● **Required task**
Locate every line in the records below that holds the word "title" and return each one.

● **Dataset records on visual material**
###
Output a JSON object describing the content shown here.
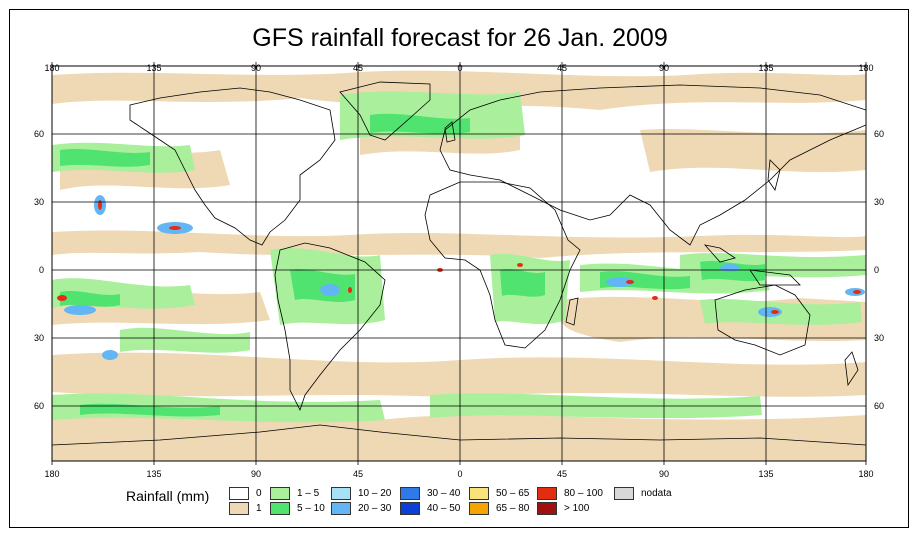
{
  "title": "GFS rainfall forecast for 26 Jan. 2009",
  "axes": {
    "lon_labels": [
      "180",
      "135",
      "90",
      "45",
      "0",
      "45",
      "90",
      "135",
      "180"
    ],
    "lat_labels": [
      "60",
      "30",
      "0",
      "30",
      "60"
    ]
  },
  "legend": {
    "title": "Rainfall (mm)",
    "items": [
      {
        "label": "0",
        "color": "#ffffff"
      },
      {
        "label": "1",
        "color": "#efd9b4"
      },
      {
        "label": "1 – 5",
        "color": "#a9ef9c"
      },
      {
        "label": "5 – 10",
        "color": "#50e36f"
      },
      {
        "label": "10 – 20",
        "color": "#a6e1f5"
      },
      {
        "label": "20 – 30",
        "color": "#63b6f5"
      },
      {
        "label": "30 – 40",
        "color": "#2f7ae8"
      },
      {
        "label": "40 – 50",
        "color": "#0a40d8"
      },
      {
        "label": "50 – 65",
        "color": "#f7e37a"
      },
      {
        "label": "65 – 80",
        "color": "#f5a400"
      },
      {
        "label": "80 – 100",
        "color": "#e22d10"
      },
      {
        "label": "> 100",
        "color": "#a01010"
      },
      {
        "label": "nodata",
        "color": "#d8d8d8"
      }
    ]
  }
}
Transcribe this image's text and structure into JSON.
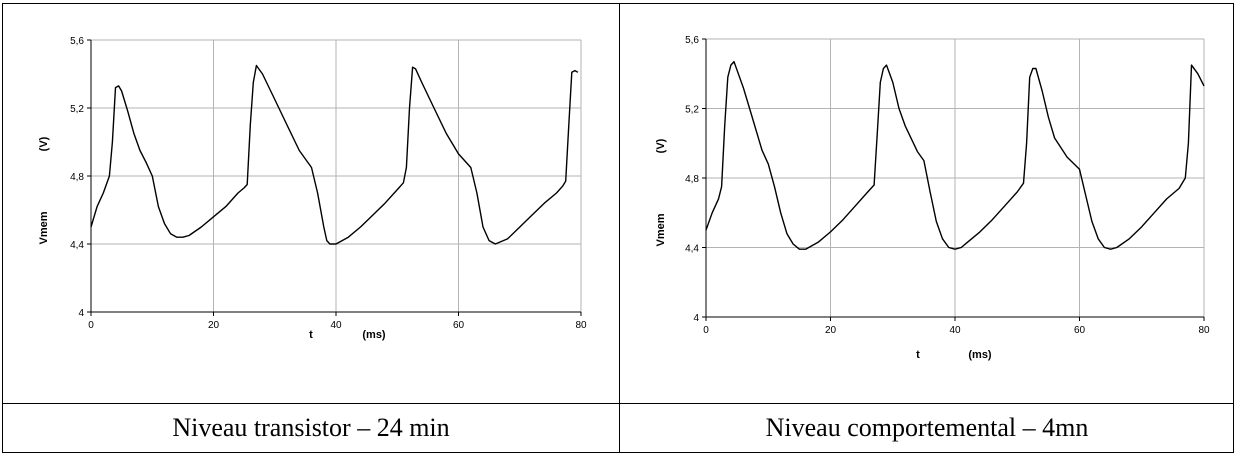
###
● **Result of the task**
  "title": "GFS rainfall forecast for 26 Jan. 2009",
    "title": "Rainfall (mm)",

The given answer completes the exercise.